▶ [Work to complete]:
Copy each line below in which the string "القراءة" occurs.

[Excerpts from a figure dataset]

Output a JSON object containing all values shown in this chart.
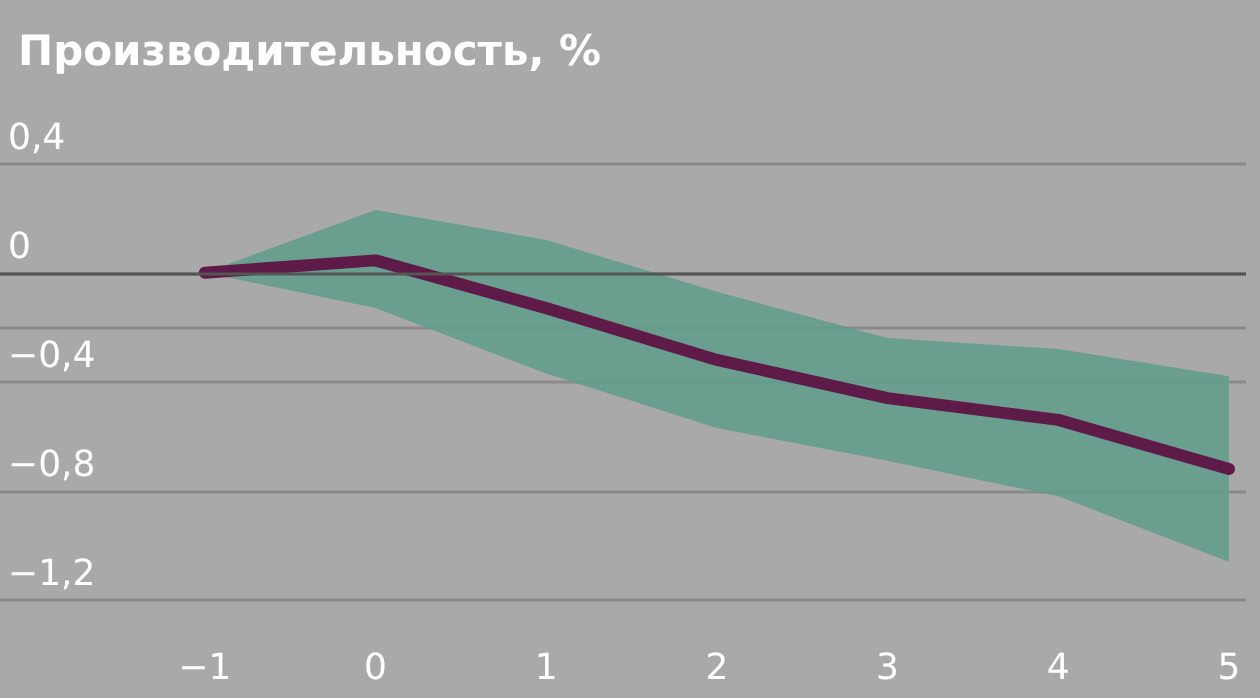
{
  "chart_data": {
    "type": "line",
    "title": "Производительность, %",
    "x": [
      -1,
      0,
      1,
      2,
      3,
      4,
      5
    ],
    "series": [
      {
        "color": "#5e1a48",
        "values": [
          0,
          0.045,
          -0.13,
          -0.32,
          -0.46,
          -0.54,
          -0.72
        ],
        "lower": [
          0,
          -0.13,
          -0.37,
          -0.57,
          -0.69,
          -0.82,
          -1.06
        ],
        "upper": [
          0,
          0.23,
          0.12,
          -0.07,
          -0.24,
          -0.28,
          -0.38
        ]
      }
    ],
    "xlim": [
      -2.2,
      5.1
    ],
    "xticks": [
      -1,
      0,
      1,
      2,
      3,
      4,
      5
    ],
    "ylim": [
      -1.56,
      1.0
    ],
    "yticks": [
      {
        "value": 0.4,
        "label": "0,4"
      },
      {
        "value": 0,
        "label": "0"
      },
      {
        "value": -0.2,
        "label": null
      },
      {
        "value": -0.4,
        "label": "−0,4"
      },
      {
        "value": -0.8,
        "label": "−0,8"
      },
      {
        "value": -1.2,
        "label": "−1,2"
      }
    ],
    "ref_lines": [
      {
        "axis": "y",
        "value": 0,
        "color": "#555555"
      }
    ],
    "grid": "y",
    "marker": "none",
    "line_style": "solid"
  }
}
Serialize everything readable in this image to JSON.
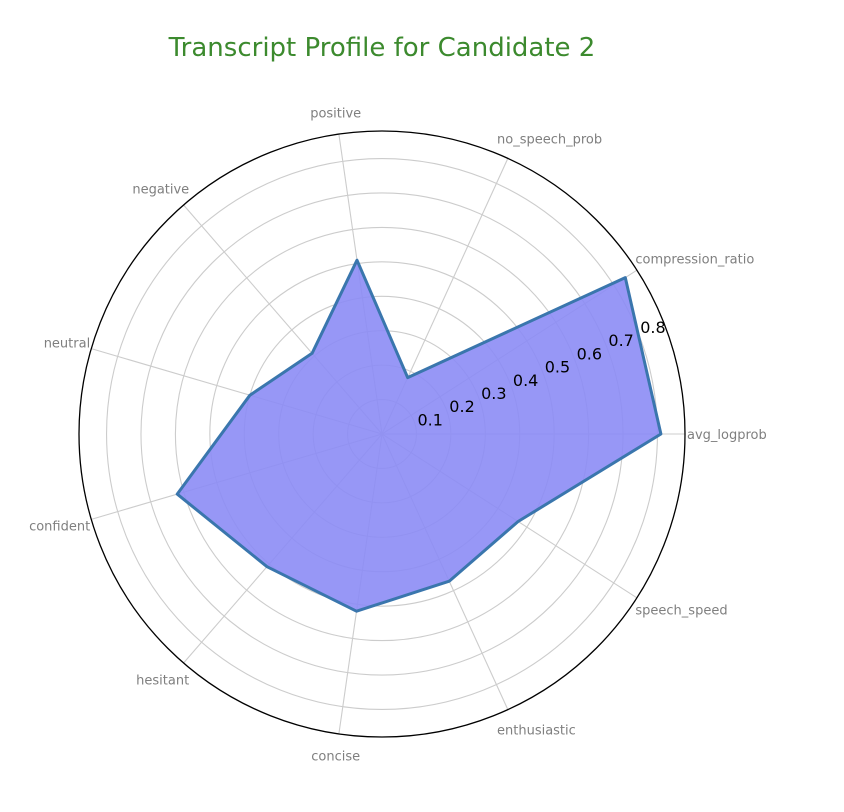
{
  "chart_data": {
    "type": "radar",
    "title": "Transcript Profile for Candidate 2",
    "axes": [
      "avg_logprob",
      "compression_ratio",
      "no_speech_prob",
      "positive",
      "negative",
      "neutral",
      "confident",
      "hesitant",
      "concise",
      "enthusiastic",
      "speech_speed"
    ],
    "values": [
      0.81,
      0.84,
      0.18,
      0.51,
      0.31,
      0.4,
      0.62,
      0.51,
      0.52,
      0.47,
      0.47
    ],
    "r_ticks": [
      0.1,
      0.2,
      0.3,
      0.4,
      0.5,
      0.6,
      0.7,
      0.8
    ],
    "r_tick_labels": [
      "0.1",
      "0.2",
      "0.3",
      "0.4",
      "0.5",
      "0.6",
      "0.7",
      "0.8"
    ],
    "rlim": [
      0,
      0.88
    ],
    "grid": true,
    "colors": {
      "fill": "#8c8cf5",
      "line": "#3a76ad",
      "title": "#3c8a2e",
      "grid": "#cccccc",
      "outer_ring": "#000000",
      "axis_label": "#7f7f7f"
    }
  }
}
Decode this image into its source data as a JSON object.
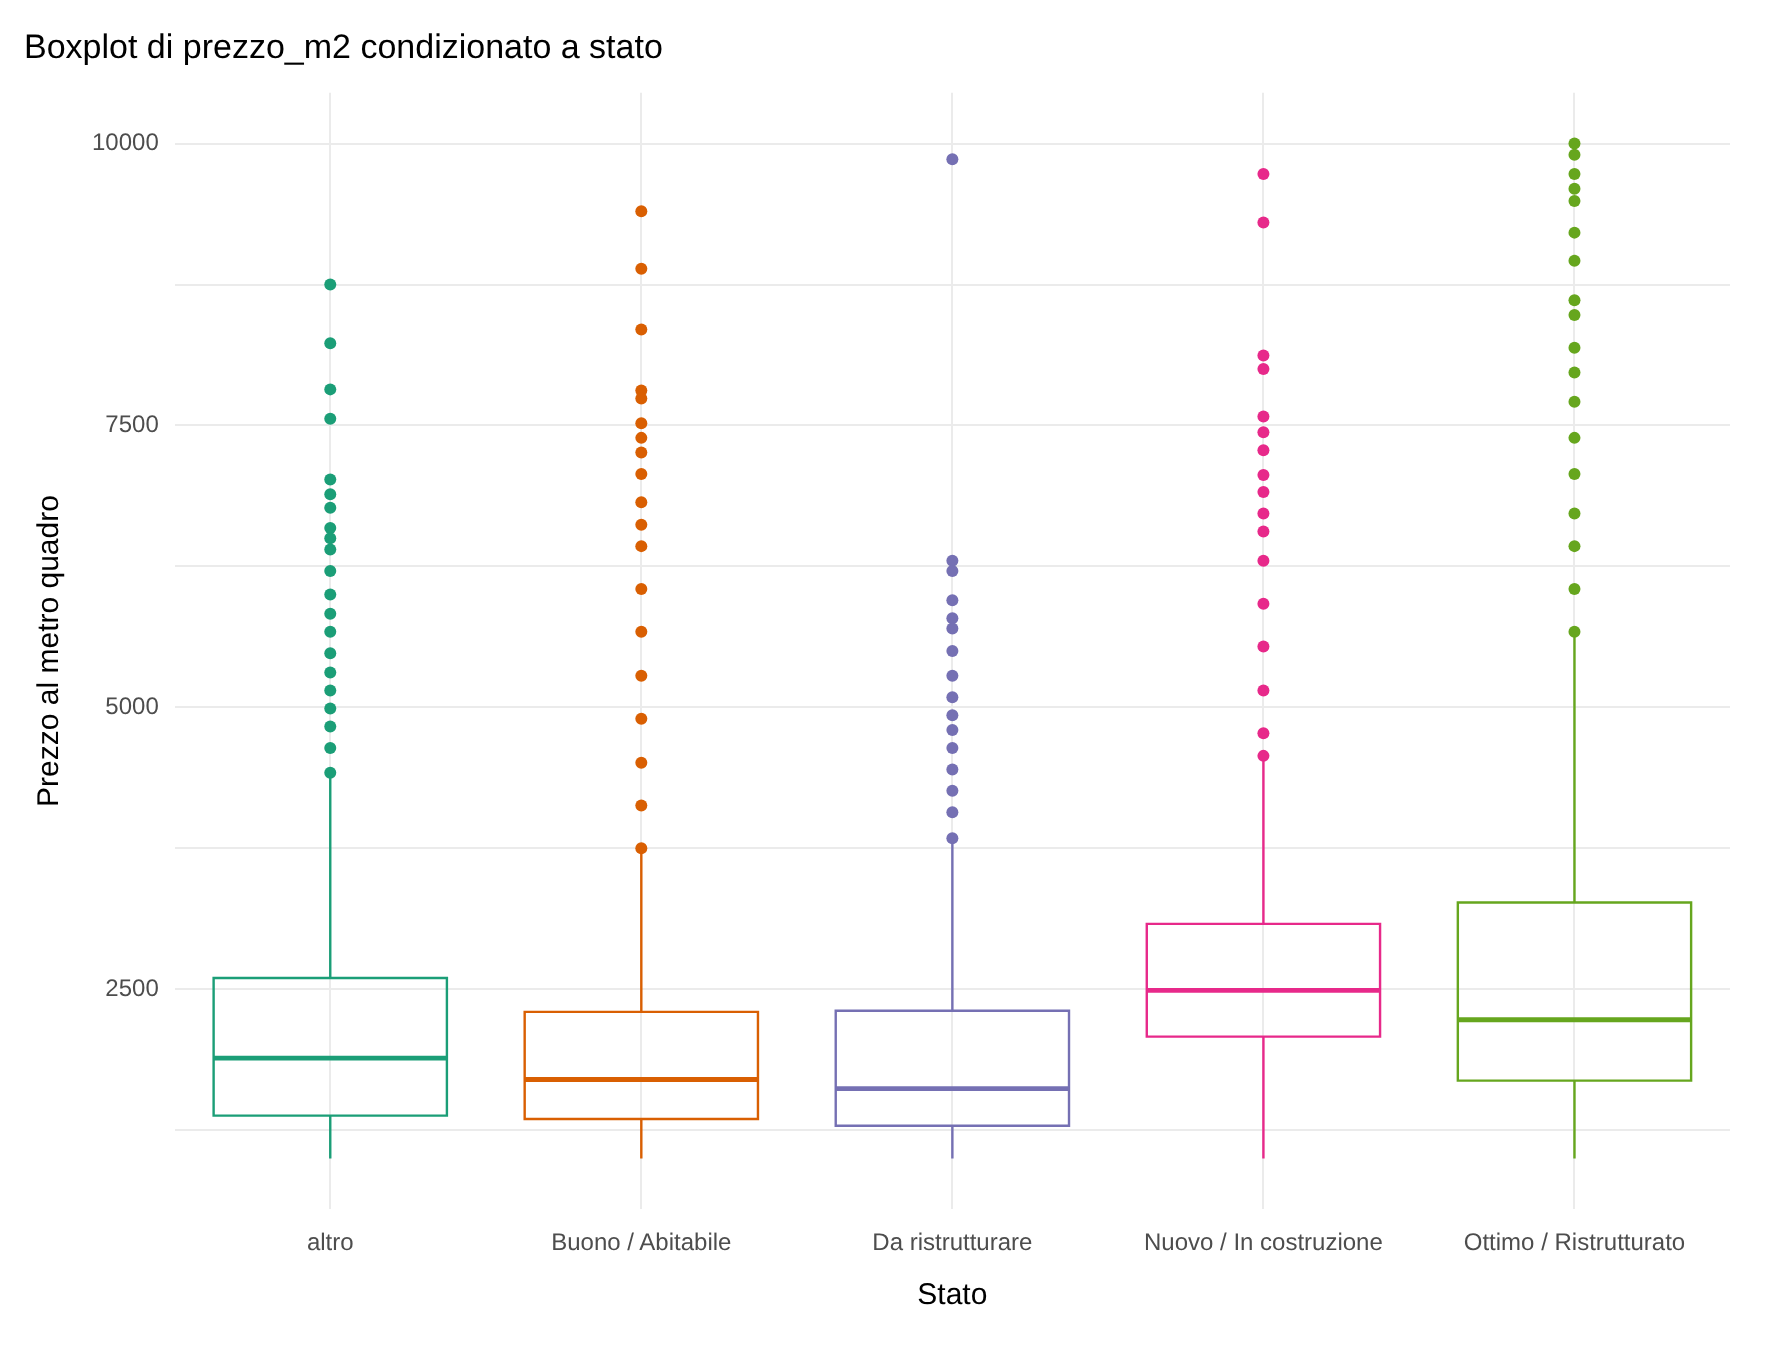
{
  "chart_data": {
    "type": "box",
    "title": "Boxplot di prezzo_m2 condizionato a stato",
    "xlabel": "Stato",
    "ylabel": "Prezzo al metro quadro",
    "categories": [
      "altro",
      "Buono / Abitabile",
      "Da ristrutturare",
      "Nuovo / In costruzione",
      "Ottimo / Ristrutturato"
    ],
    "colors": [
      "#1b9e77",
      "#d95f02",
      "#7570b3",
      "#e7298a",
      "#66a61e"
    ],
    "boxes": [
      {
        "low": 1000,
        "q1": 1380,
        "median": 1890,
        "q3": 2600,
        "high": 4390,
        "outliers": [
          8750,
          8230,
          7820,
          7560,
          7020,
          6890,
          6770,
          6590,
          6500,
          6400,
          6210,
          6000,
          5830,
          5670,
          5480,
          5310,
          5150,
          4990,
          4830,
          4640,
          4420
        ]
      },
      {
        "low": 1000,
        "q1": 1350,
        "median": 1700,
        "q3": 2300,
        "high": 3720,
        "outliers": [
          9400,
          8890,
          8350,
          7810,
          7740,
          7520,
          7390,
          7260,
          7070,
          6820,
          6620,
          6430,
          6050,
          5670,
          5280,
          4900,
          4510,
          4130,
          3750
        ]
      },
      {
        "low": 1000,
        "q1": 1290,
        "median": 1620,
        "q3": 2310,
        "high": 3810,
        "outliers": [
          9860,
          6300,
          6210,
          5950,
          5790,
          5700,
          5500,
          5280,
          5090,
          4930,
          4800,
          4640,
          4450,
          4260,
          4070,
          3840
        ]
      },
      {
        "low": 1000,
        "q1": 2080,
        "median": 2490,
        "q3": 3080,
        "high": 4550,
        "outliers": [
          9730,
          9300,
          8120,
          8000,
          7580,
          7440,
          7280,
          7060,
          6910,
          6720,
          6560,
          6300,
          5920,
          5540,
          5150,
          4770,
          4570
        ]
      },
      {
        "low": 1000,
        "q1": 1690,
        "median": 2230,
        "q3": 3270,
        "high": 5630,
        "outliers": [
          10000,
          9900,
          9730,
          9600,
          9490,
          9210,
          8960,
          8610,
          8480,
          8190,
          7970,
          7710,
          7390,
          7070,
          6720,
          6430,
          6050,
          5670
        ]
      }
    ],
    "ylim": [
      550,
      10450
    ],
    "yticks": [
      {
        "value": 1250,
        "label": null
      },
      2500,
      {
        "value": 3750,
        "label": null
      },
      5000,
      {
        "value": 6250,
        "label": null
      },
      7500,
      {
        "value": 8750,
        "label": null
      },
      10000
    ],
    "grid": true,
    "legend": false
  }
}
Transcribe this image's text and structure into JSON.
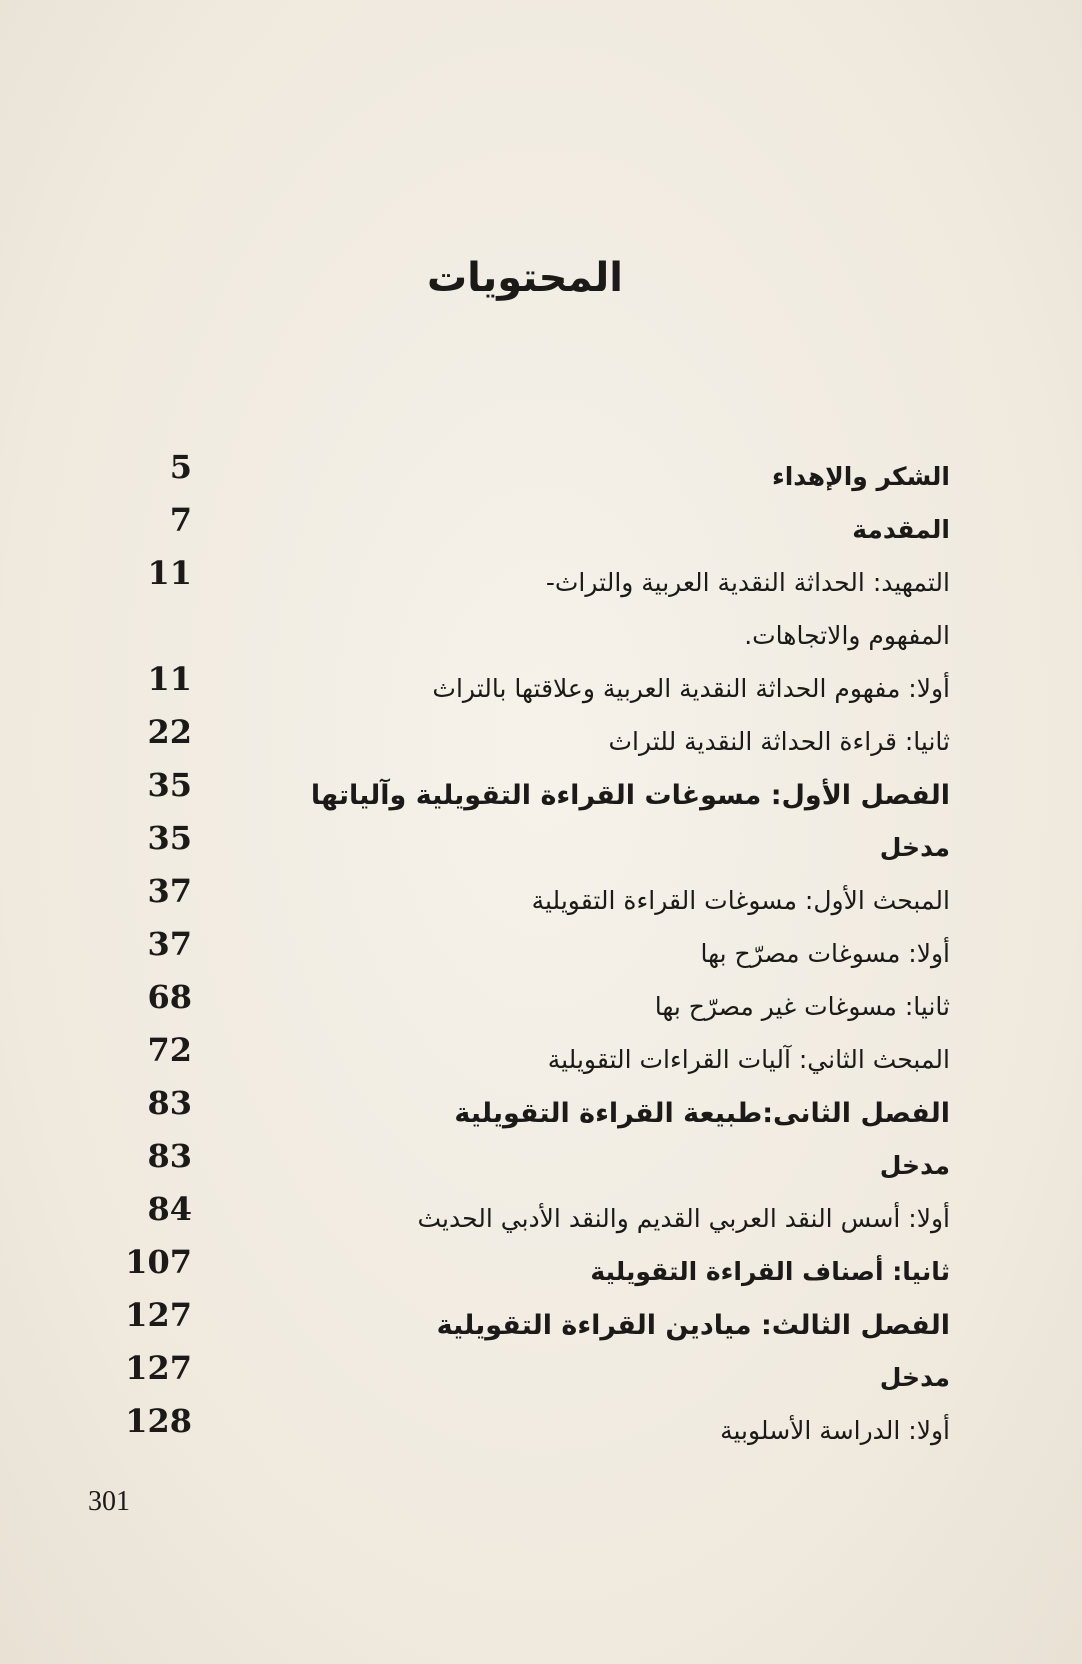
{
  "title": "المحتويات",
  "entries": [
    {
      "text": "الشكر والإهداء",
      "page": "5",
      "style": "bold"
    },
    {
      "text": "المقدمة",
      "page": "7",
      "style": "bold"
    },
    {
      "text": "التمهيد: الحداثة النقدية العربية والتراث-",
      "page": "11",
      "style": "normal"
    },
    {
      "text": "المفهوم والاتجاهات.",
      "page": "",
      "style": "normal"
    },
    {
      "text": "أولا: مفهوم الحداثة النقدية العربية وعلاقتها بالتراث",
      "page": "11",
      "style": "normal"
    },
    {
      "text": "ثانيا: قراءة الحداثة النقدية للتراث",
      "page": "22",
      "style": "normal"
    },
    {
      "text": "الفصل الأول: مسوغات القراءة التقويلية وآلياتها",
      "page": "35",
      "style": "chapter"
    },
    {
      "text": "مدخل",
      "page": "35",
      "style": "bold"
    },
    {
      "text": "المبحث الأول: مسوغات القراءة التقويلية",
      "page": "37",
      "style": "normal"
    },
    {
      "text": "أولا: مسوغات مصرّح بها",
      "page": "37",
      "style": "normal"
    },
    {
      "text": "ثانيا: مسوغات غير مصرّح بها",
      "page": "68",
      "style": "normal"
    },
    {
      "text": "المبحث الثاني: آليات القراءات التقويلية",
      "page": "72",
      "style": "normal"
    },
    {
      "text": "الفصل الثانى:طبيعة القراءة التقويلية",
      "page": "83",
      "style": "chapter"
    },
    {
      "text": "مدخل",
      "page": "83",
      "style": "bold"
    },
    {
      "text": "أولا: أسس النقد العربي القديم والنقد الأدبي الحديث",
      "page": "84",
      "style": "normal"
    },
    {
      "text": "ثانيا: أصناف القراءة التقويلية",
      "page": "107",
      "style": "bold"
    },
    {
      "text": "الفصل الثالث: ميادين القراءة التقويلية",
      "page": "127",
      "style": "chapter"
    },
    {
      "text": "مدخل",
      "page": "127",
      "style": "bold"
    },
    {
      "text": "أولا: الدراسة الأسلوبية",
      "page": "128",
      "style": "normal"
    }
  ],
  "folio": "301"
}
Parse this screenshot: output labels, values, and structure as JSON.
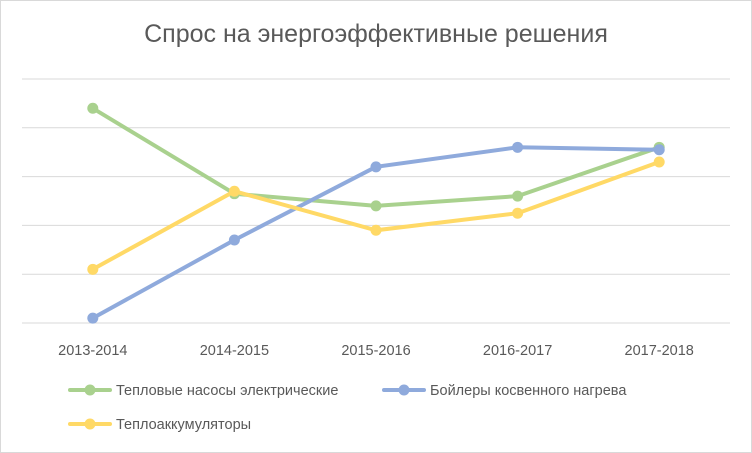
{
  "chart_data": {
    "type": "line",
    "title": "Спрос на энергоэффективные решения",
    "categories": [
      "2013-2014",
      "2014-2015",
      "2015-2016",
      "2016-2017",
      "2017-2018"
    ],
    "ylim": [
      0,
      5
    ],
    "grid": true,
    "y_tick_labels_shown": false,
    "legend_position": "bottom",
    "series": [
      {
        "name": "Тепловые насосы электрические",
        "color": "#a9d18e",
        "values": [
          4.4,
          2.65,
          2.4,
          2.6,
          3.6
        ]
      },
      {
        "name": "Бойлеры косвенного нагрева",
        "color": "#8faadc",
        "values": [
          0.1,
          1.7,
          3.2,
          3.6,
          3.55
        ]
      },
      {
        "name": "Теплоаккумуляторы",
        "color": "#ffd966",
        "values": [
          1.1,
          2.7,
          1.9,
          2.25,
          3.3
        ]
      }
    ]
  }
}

▶ [Task result]:
      "text": "الفصل الأول: مسوغات القراءة التقويلية وآلياتها",
      "text": "المبحث الأول: مسوغات القراءة التقويلية",
      "text": "الفصل الثانى:طبيعة القراءة التقويلية",
      "text": "ثانيا: أصناف القراءة التقويلية",
      "text": "الفصل الثالث: ميادين القراءة التقويلية",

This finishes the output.